> **Stated goal**:
Gather up every line that includes the string "title".

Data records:
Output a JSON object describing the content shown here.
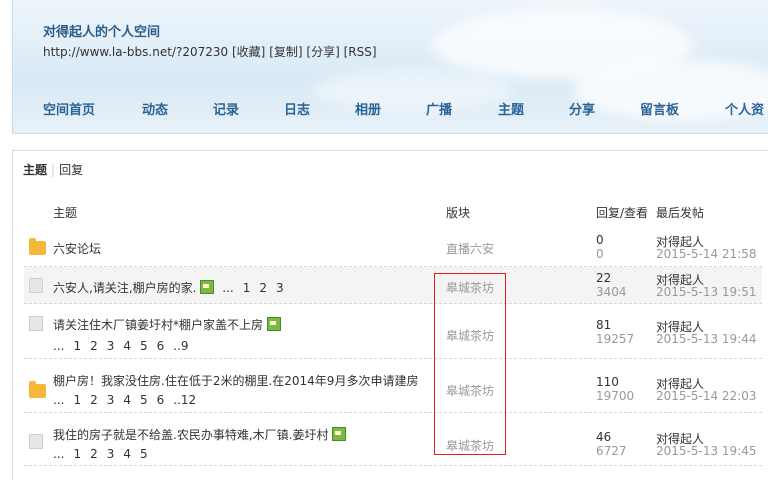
{
  "header": {
    "title": "对得起人的个人空间",
    "url": "http://www.la-bbs.net/?207230",
    "actions": [
      "[收藏]",
      "[复制]",
      "[分享]",
      "[RSS]"
    ]
  },
  "nav": [
    "空间首页",
    "动态",
    "记录",
    "日志",
    "相册",
    "广播",
    "主题",
    "分享",
    "留言板",
    "个人资"
  ],
  "tabs": {
    "active": "主题",
    "other": "回复"
  },
  "columns": {
    "topic": "主题",
    "board": "版块",
    "reply_view": "回复/查看",
    "last_post": "最后发帖"
  },
  "rows": [
    {
      "title": "六安论坛",
      "board": "直播六安",
      "replies": "0",
      "views": "0",
      "author": "对得起人",
      "time": "2015-5-14 21:58"
    },
    {
      "title": "六安人,请关注,棚户房的家.",
      "pages": [
        "...",
        "1",
        "2",
        "3"
      ],
      "board": "皋城茶坊",
      "replies": "22",
      "views": "3404",
      "author": "对得起人",
      "time": "2015-5-13 19:51"
    },
    {
      "title": "请关注住木厂镇姜圩村*棚户家盖不上房",
      "pages": [
        "...",
        "1",
        "2",
        "3",
        "4",
        "5",
        "6",
        "..9"
      ],
      "board": "皋城茶坊",
      "replies": "81",
      "views": "19257",
      "author": "对得起人",
      "time": "2015-5-13 19:44"
    },
    {
      "title": "棚户房！我家没住房.住在低于2米的棚里.在2014年9月多次申请建房",
      "pages": [
        "...",
        "1",
        "2",
        "3",
        "4",
        "5",
        "6",
        "..12"
      ],
      "board": "皋城茶坊",
      "replies": "110",
      "views": "19700",
      "author": "对得起人",
      "time": "2015-5-14 22:03"
    },
    {
      "title": "我住的房子就是不给盖.农民办事特难,木厂镇.姜圩村",
      "pages": [
        "...",
        "1",
        "2",
        "3",
        "4",
        "5"
      ],
      "board": "皋城茶坊",
      "replies": "46",
      "views": "6727",
      "author": "对得起人",
      "time": "2015-5-13 19:45"
    }
  ]
}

> **Solved problem**:
    "title": "对得起人的个人空间",
      "title": "六安论坛",
      "title": "六安人,请关注,棚户房的家.",
      "title": "请关注住木厂镇姜圩村*棚户家盖不上房",
      "title": "棚户房！我家没住房.住在低于2米的棚里.在2014年9月多次申请建房",
      "title": "我住的房子就是不给盖.农民办事特难,木厂镇.姜圩村",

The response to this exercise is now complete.